§ Task description
Extract the entries word for word, starting with the very first line and going on through the line that contains "row-checkbox-1005[interactable] [235,823,250,838]", including that line.
— Start —
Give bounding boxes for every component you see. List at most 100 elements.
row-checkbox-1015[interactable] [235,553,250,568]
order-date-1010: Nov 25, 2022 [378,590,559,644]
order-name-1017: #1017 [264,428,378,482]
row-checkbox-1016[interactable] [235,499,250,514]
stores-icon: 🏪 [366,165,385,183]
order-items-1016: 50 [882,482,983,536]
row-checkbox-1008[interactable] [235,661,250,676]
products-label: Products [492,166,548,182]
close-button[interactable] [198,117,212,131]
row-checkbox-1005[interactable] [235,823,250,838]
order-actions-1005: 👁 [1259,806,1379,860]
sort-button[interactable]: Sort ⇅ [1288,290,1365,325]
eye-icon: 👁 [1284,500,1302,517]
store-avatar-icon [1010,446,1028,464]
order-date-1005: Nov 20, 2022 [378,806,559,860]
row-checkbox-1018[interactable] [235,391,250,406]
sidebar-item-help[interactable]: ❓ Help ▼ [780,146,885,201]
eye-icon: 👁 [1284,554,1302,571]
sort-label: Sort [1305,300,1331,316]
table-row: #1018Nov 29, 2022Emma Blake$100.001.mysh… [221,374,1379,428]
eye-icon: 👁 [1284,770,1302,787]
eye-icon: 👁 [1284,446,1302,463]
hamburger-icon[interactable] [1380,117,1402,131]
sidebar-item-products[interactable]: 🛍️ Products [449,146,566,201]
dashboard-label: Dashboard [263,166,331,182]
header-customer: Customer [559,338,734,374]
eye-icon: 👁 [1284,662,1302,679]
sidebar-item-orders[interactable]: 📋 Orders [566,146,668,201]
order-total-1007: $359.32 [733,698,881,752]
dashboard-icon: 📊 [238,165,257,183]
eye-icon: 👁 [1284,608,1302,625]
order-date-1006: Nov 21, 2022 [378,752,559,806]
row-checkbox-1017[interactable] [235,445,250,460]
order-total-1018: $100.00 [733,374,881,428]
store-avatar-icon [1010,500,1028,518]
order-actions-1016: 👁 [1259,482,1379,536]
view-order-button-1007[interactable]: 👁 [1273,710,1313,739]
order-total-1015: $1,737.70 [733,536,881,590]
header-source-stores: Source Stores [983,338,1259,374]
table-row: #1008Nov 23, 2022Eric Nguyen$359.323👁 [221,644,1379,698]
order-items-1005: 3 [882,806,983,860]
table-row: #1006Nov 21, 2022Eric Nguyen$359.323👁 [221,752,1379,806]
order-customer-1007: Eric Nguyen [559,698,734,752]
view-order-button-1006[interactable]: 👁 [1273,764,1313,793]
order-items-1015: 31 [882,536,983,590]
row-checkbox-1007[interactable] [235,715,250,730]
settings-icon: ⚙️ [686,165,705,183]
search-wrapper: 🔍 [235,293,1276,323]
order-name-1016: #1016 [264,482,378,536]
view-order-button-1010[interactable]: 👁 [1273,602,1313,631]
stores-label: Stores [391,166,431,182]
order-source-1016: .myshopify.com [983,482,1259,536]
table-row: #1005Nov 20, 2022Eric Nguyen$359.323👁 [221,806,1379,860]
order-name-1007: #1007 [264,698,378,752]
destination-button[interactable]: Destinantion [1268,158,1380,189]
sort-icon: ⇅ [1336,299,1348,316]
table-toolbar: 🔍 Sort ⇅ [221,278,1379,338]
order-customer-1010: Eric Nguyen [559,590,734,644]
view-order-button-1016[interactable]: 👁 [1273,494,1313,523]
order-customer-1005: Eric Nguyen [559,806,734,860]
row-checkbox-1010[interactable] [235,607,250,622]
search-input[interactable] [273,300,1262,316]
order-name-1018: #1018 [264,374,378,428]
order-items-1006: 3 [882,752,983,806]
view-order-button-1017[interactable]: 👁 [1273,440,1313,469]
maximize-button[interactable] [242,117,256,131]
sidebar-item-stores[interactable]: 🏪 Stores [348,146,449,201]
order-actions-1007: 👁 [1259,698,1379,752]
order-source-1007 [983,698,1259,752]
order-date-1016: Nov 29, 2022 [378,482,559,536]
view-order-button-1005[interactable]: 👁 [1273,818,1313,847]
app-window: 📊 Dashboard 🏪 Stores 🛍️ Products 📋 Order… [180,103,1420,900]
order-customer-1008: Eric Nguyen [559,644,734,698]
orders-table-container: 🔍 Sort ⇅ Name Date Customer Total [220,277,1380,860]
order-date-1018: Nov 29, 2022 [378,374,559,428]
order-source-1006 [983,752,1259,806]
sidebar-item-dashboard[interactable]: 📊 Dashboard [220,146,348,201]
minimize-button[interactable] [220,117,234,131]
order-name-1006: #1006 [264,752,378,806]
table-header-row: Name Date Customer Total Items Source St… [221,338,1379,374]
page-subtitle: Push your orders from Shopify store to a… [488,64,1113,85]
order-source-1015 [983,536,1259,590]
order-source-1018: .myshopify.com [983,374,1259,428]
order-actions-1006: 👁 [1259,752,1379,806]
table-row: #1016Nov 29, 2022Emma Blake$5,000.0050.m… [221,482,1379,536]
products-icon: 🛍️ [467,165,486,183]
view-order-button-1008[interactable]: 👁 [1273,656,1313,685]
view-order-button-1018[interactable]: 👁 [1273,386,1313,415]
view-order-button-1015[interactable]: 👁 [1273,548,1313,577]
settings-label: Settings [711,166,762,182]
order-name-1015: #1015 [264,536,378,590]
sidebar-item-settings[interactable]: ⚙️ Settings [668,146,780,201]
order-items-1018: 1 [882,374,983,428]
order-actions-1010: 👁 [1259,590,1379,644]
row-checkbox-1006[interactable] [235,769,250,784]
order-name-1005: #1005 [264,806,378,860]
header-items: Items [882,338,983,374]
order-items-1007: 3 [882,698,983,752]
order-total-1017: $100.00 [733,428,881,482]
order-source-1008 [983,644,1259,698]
— End —
§ Exercise result
Give bounding boxes for every component you see. List at most 100 elements.
row-checkbox-1015[interactable] [235,553,250,568]
order-date-1010: Nov 25, 2022 [378,590,559,644]
order-name-1017: #1017 [264,428,378,482]
row-checkbox-1016[interactable] [235,499,250,514]
stores-icon: 🏪 [366,165,385,183]
order-items-1016: 50 [882,482,983,536]
row-checkbox-1008[interactable] [235,661,250,676]
products-label: Products [492,166,548,182]
close-button[interactable] [198,117,212,131]
row-checkbox-1005[interactable] [235,823,250,838]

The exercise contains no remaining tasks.